Collected data entries:
▬▬▬

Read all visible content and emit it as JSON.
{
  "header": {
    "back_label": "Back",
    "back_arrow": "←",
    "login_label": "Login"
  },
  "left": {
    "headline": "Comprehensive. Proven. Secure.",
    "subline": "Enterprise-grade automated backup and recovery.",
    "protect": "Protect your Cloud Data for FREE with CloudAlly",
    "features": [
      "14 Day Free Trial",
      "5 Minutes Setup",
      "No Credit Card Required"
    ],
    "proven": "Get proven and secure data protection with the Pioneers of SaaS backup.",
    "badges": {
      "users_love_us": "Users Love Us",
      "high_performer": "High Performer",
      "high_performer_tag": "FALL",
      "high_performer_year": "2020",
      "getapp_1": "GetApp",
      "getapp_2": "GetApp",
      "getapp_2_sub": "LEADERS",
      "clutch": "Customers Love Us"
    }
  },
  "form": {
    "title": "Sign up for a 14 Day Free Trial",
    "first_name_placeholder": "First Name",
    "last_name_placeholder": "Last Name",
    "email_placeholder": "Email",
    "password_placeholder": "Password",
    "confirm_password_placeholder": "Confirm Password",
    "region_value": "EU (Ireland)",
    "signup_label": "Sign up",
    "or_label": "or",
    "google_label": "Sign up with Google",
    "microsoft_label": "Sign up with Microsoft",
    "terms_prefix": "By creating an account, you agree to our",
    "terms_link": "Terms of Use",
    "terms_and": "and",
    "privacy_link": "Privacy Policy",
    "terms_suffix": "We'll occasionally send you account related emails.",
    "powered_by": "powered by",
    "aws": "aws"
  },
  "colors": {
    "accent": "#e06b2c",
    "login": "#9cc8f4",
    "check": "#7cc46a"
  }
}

▬▬▬

■ **What is being asked**: Each line that has the word "Trial" should be copied.

■ **Exercise answer**:
      "14 Day Free Trial",
    "title": "Sign up for a 14 Day Free Trial",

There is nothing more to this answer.